=== Short problem ===
In your copy, include every line of the listing below exactly but none of the pictures.

[Start Exercise material]

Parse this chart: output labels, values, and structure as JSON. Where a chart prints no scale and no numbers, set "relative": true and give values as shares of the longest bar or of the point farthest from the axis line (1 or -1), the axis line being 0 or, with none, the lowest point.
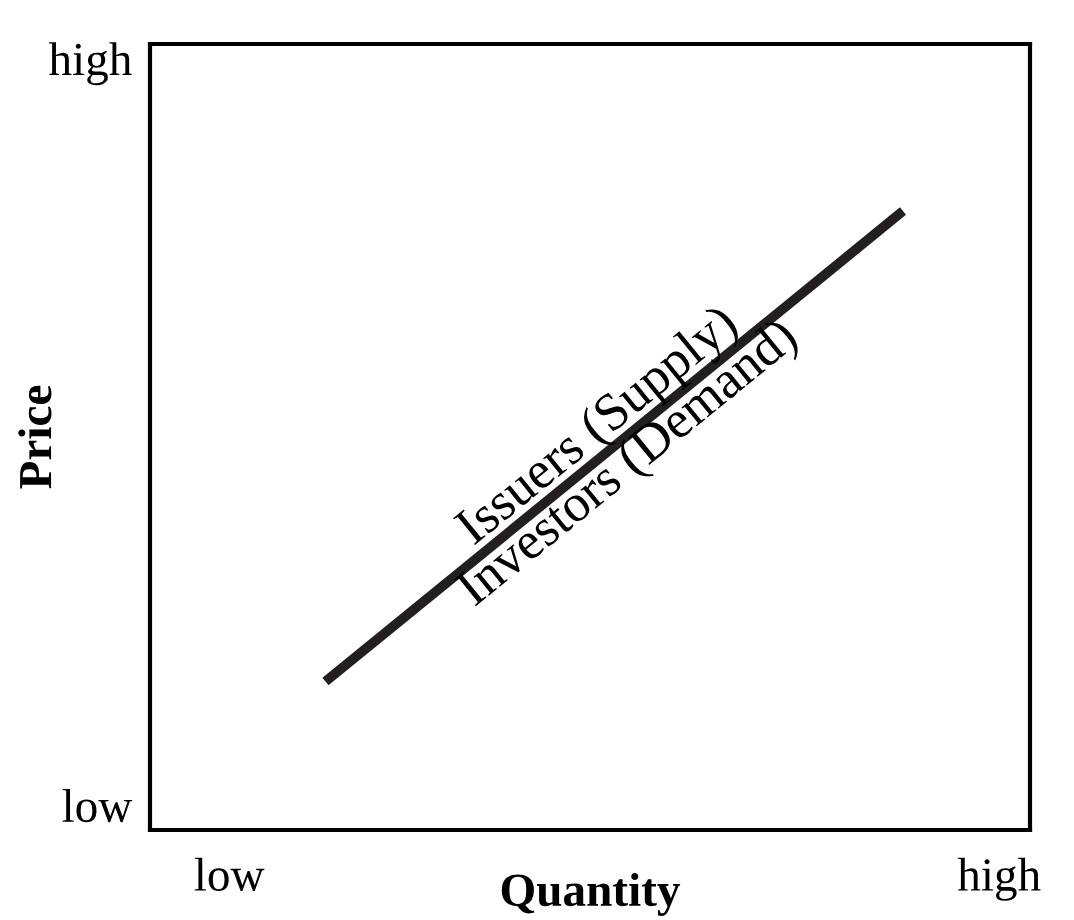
{
  "chart_data": {
    "type": "line",
    "xlabel": "Quantity",
    "ylabel": "Price",
    "relative": true,
    "categories": [
      "low",
      null,
      null,
      null,
      null,
      null,
      null,
      null,
      "high"
    ],
    "series": [
      {
        "color": "#231f20",
        "values": [
          null,
          0.24,
          null,
          null,
          null,
          null,
          null,
          1,
          null
        ]
      }
    ],
    "annotations": [
      "Issuers (Supply)",
      "Investors (Demand)",
      "high",
      "low"
    ],
    "grid": false,
    "legend": false,
    "marker": "none",
    "line_style": "solid"
  }
}
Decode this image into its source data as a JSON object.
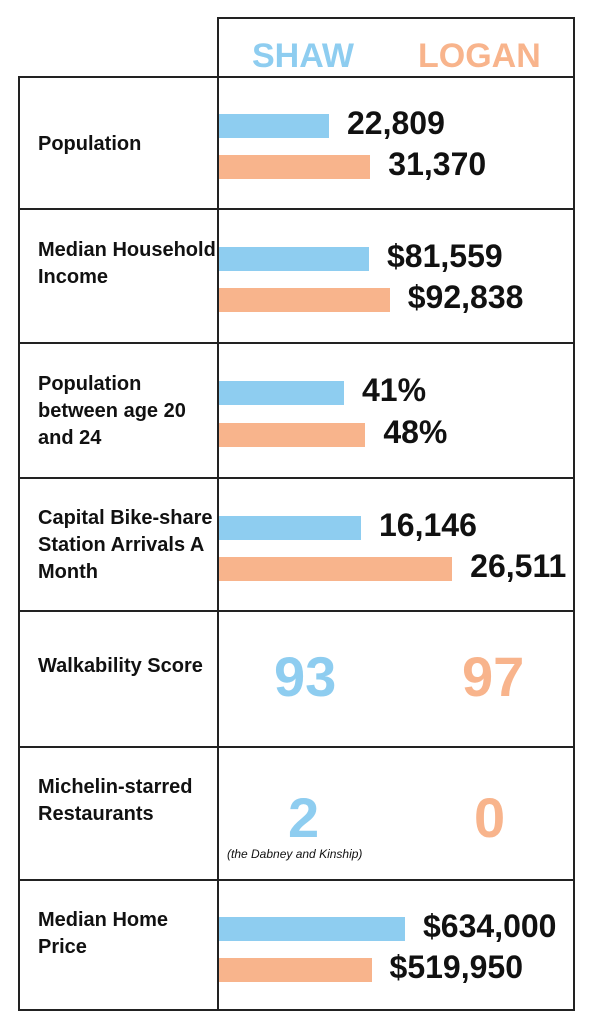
{
  "colors": {
    "shaw": "#8ecdf0",
    "logan": "#f8b48c",
    "grid": "#222222"
  },
  "header": {
    "shaw": "SHAW",
    "logan": "LOGAN"
  },
  "chart_data": {
    "type": "bar",
    "series": [
      {
        "name": "SHAW"
      },
      {
        "name": "LOGAN"
      }
    ],
    "rows": [
      {
        "label": "Population",
        "kind": "bar",
        "values": [
          22809,
          31370
        ],
        "display": [
          "22,809",
          "31,370"
        ]
      },
      {
        "label": "Median Household Income",
        "kind": "bar",
        "values": [
          81559,
          92838
        ],
        "display": [
          "$81,559",
          "$92,838"
        ]
      },
      {
        "label": "Population between age 20 and 24",
        "kind": "bar",
        "values": [
          41,
          48
        ],
        "display": [
          "41%",
          "48%"
        ]
      },
      {
        "label": "Capital Bike-share Station Arrivals A Month",
        "kind": "bar",
        "values": [
          16146,
          26511
        ],
        "display": [
          "16,146",
          "26,511"
        ]
      },
      {
        "label": "Walkability Score",
        "kind": "number",
        "values": [
          93,
          97
        ],
        "display": [
          "93",
          "97"
        ]
      },
      {
        "label": "Michelin-starred Restaurants",
        "kind": "number",
        "values": [
          2,
          0
        ],
        "display": [
          "2",
          "0"
        ],
        "note": "(the Dabney and Kinship)"
      },
      {
        "label": "Median Home Price",
        "kind": "bar",
        "values": [
          634000,
          519950
        ],
        "display": [
          "$634,000",
          "$519,950"
        ]
      }
    ]
  }
}
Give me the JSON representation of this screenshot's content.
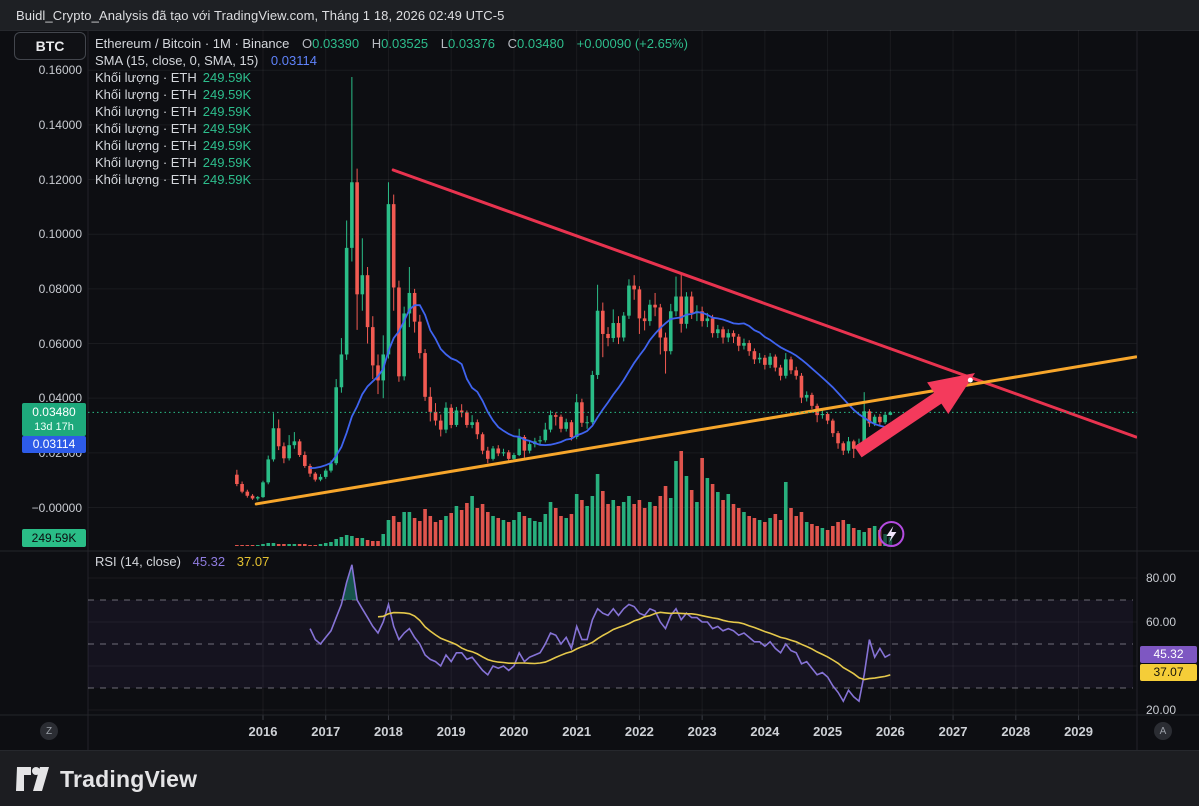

[End Exercise material]

=== Completed exercise ===
Parse this chart: output labels, values, and structure as JSON. Where a chart prints no scale and no numbers, set "relative": true and give values as shares of the longest bar or of the point farthest from the axis line (1 or -1), the axis line being 0 or, with none, the lowest point.
{
  "chart_data": {
    "type": "line",
    "xlabel": "Quantity",
    "ylabel": "Price",
    "relative": true,
    "categories": [
      "low",
      null,
      null,
      null,
      null,
      null,
      null,
      null,
      "high"
    ],
    "series": [
      {
        "color": "#231f20",
        "values": [
          null,
          0.24,
          null,
          null,
          null,
          null,
          null,
          1,
          null
        ]
      }
    ],
    "annotations": [
      "Issuers (Supply)",
      "Investors (Demand)",
      "high",
      "low"
    ],
    "grid": false,
    "legend": false,
    "marker": "none",
    "line_style": "solid"
  }
}
Decode this image into its source data as a JSON object.
{
  "colors": {
    "shaw": "#8ecdf0",
    "logan": "#f8b48c",
    "grid": "#222222"
  },
  "header": {
    "shaw": "SHAW",
    "logan": "LOGAN"
  },
  "chart_data": {
    "type": "bar",
    "series": [
      {
        "name": "SHAW"
      },
      {
        "name": "LOGAN"
      }
    ],
    "rows": [
      {
        "label": "Population",
        "kind": "bar",
        "values": [
          22809,
          31370
        ],
        "display": [
          "22,809",
          "31,370"
        ]
      },
      {
        "label": "Median Household Income",
        "kind": "bar",
        "values": [
          81559,
          92838
        ],
        "display": [
          "$81,559",
          "$92,838"
        ]
      },
      {
        "label": "Population between age 20 and 24",
        "kind": "bar",
        "values": [
          41,
          48
        ],
        "display": [
          "41%",
          "48%"
        ]
      },
      {
        "label": "Capital Bike-share Station Arrivals A Month",
        "kind": "bar",
        "values": [
          16146,
          26511
        ],
        "display": [
          "16,146",
          "26,511"
        ]
      },
      {
        "label": "Walkability Score",
        "kind": "number",
        "values": [
          93,
          97
        ],
        "display": [
          "93",
          "97"
        ]
      },
      {
        "label": "Michelin-starred Restaurants",
        "kind": "number",
        "values": [
          2,
          0
        ],
        "display": [
          "2",
          "0"
        ],
        "note": "(the Dabney and Kinship)"
      },
      {
        "label": "Median Home Price",
        "kind": "bar",
        "values": [
          634000,
          519950
        ],
        "display": [
          "$634,000",
          "$519,950"
        ]
      }
    ]
  }
}
Give me the JSON representation of this screenshot's content.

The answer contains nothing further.